The material below should be written out in full and exactly; pictures stay out of the copy.

━━━━━ Dataset entries

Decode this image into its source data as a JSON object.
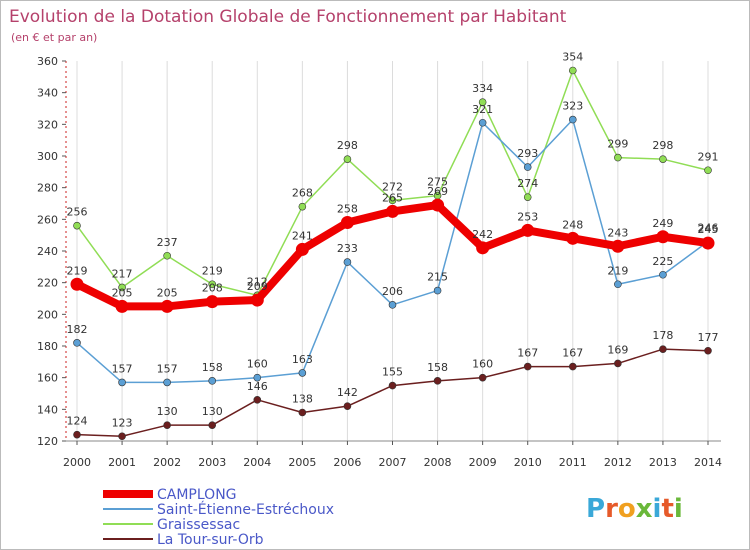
{
  "chart_data": {
    "type": "line",
    "title": "Evolution de la Dotation Globale de Fonctionnement par Habitant",
    "subtitle": "(en € et par an)",
    "categories": [
      "2000",
      "2001",
      "2002",
      "2003",
      "2004",
      "2005",
      "2006",
      "2007",
      "2008",
      "2009",
      "2010",
      "2011",
      "2012",
      "2013",
      "2014"
    ],
    "ylim": [
      120,
      360
    ],
    "yticks": [
      120,
      140,
      160,
      180,
      200,
      220,
      240,
      260,
      280,
      300,
      320,
      340,
      360
    ],
    "grid": "vertical",
    "legend_position": "bottom-left",
    "series": [
      {
        "name": "CAMPLONG",
        "color": "#ee0000",
        "values": [
          219,
          205,
          205,
          208,
          209,
          241,
          258,
          265,
          269,
          242,
          253,
          248,
          243,
          249,
          245
        ]
      },
      {
        "name": "Saint-Étienne-Estréchoux",
        "color": "#5b9fd4",
        "values": [
          182,
          157,
          157,
          158,
          160,
          163,
          233,
          206,
          215,
          321,
          293,
          323,
          219,
          225,
          246
        ]
      },
      {
        "name": "Graissessac",
        "color": "#90dd55",
        "values": [
          256,
          217,
          237,
          219,
          212,
          268,
          298,
          272,
          275,
          334,
          274,
          354,
          299,
          298,
          291
        ]
      },
      {
        "name": "La Tour-sur-Orb",
        "color": "#6b1f1f",
        "values": [
          124,
          123,
          130,
          130,
          146,
          138,
          142,
          155,
          158,
          160,
          167,
          167,
          169,
          178,
          177
        ]
      }
    ]
  },
  "logo_text": "Proxiti"
}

━━━━━━━━━━

Response to the task:
Decode this image into its source data as a JSON object.
{
  "chart_data": {
    "type": "line",
    "title": "Evolution de la Dotation Globale de Fonctionnement par Habitant",
    "subtitle": "(en € et par an)",
    "categories": [
      "2000",
      "2001",
      "2002",
      "2003",
      "2004",
      "2005",
      "2006",
      "2007",
      "2008",
      "2009",
      "2010",
      "2011",
      "2012",
      "2013",
      "2014"
    ],
    "ylim": [
      120,
      360
    ],
    "yticks": [
      120,
      140,
      160,
      180,
      200,
      220,
      240,
      260,
      280,
      300,
      320,
      340,
      360
    ],
    "grid": "vertical",
    "legend_position": "bottom-left",
    "series": [
      {
        "name": "CAMPLONG",
        "color": "#ee0000",
        "values": [
          219,
          205,
          205,
          208,
          209,
          241,
          258,
          265,
          269,
          242,
          253,
          248,
          243,
          249,
          245
        ]
      },
      {
        "name": "Saint-Étienne-Estréchoux",
        "color": "#5b9fd4",
        "values": [
          182,
          157,
          157,
          158,
          160,
          163,
          233,
          206,
          215,
          321,
          293,
          323,
          219,
          225,
          246
        ]
      },
      {
        "name": "Graissessac",
        "color": "#90dd55",
        "values": [
          256,
          217,
          237,
          219,
          212,
          268,
          298,
          272,
          275,
          334,
          274,
          354,
          299,
          298,
          291
        ]
      },
      {
        "name": "La Tour-sur-Orb",
        "color": "#6b1f1f",
        "values": [
          124,
          123,
          130,
          130,
          146,
          138,
          142,
          155,
          158,
          160,
          167,
          167,
          169,
          178,
          177
        ]
      }
    ]
  },
  "logo_text": "Proxiti"
}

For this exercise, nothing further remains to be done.